_TASK DESCRIPTION:_ Output the data below in full, character for character.

━━━ DATA RECORDS ━━━

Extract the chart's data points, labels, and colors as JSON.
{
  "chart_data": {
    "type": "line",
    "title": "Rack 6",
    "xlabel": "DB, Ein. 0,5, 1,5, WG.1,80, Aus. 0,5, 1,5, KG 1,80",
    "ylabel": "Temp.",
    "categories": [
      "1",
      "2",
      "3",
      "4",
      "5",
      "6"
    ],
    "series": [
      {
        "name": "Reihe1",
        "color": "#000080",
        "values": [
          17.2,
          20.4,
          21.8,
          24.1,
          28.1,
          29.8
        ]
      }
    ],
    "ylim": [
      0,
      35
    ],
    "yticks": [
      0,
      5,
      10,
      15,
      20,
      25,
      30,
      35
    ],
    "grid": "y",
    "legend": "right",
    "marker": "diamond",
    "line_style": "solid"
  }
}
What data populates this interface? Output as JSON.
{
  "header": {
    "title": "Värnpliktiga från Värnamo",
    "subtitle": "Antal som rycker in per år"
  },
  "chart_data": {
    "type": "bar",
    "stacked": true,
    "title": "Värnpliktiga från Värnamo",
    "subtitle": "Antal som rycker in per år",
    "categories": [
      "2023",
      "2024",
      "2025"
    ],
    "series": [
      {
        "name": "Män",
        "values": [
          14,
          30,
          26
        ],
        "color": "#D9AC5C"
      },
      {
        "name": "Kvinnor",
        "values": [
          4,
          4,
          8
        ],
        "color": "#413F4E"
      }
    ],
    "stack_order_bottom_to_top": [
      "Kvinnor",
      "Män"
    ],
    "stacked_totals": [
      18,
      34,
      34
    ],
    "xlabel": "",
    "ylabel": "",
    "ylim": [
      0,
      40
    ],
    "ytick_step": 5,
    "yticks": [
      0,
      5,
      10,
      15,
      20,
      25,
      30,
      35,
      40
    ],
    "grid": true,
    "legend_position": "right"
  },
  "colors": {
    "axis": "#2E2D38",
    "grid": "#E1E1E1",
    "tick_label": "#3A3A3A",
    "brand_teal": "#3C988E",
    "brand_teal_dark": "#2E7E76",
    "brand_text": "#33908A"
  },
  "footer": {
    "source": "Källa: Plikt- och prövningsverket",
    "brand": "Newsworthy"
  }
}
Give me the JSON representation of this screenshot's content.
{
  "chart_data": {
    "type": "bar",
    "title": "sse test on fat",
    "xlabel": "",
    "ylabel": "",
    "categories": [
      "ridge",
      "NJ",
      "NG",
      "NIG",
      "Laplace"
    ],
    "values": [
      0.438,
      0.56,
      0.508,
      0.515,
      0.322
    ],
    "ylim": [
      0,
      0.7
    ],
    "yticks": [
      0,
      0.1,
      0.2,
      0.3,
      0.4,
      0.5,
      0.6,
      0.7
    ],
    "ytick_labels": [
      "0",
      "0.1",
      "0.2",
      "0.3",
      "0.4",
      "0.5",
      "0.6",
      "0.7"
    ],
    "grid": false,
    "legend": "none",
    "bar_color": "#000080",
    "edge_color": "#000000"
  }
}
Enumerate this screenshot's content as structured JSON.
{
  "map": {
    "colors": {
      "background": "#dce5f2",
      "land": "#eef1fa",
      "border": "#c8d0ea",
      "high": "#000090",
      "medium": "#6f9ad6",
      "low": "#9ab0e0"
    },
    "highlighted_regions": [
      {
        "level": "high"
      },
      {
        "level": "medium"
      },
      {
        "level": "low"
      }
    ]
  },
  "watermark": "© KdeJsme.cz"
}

━━━

_TASK RESPONSE:_
Extract the chart's data points, labels, and colors as JSON.
{
  "chart_data": {
    "type": "line",
    "title": "Rack 6",
    "xlabel": "DB, Ein. 0,5, 1,5, WG.1,80, Aus. 0,5, 1,5, KG 1,80",
    "ylabel": "Temp.",
    "categories": [
      "1",
      "2",
      "3",
      "4",
      "5",
      "6"
    ],
    "series": [
      {
        "name": "Reihe1",
        "color": "#000080",
        "values": [
          17.2,
          20.4,
          21.8,
          24.1,
          28.1,
          29.8
        ]
      }
    ],
    "ylim": [
      0,
      35
    ],
    "yticks": [
      0,
      5,
      10,
      15,
      20,
      25,
      30,
      35
    ],
    "grid": "y",
    "legend": "right",
    "marker": "diamond",
    "line_style": "solid"
  }
}
What data populates this interface? Output as JSON.
{
  "header": {
    "title": "Värnpliktiga från Värnamo",
    "subtitle": "Antal som rycker in per år"
  },
  "chart_data": {
    "type": "bar",
    "stacked": true,
    "title": "Värnpliktiga från Värnamo",
    "subtitle": "Antal som rycker in per år",
    "categories": [
      "2023",
      "2024",
      "2025"
    ],
    "series": [
      {
        "name": "Män",
        "values": [
          14,
          30,
          26
        ],
        "color": "#D9AC5C"
      },
      {
        "name": "Kvinnor",
        "values": [
          4,
          4,
          8
        ],
        "color": "#413F4E"
      }
    ],
    "stack_order_bottom_to_top": [
      "Kvinnor",
      "Män"
    ],
    "stacked_totals": [
      18,
      34,
      34
    ],
    "xlabel": "",
    "ylabel": "",
    "ylim": [
      0,
      40
    ],
    "ytick_step": 5,
    "yticks": [
      0,
      5,
      10,
      15,
      20,
      25,
      30,
      35,
      40
    ],
    "grid": true,
    "legend_position": "right"
  },
  "colors": {
    "axis": "#2E2D38",
    "grid": "#E1E1E1",
    "tick_label": "#3A3A3A",
    "brand_teal": "#3C988E",
    "brand_teal_dark": "#2E7E76",
    "brand_text": "#33908A"
  },
  "footer": {
    "source": "Källa: Plikt- och prövningsverket",
    "brand": "Newsworthy"
  }
}
Give me the JSON representation of this screenshot's content.
{
  "chart_data": {
    "type": "bar",
    "title": "sse test on fat",
    "xlabel": "",
    "ylabel": "",
    "categories": [
      "ridge",
      "NJ",
      "NG",
      "NIG",
      "Laplace"
    ],
    "values": [
      0.438,
      0.56,
      0.508,
      0.515,
      0.322
    ],
    "ylim": [
      0,
      0.7
    ],
    "yticks": [
      0,
      0.1,
      0.2,
      0.3,
      0.4,
      0.5,
      0.6,
      0.7
    ],
    "ytick_labels": [
      "0",
      "0.1",
      "0.2",
      "0.3",
      "0.4",
      "0.5",
      "0.6",
      "0.7"
    ],
    "grid": false,
    "legend": "none",
    "bar_color": "#000080",
    "edge_color": "#000000"
  }
}
Enumerate this screenshot's content as structured JSON.
{
  "map": {
    "colors": {
      "background": "#dce5f2",
      "land": "#eef1fa",
      "border": "#c8d0ea",
      "high": "#000090",
      "medium": "#6f9ad6",
      "low": "#9ab0e0"
    },
    "highlighted_regions": [
      {
        "level": "high"
      },
      {
        "level": "medium"
      },
      {
        "level": "low"
      }
    ]
  },
  "watermark": "© KdeJsme.cz"
}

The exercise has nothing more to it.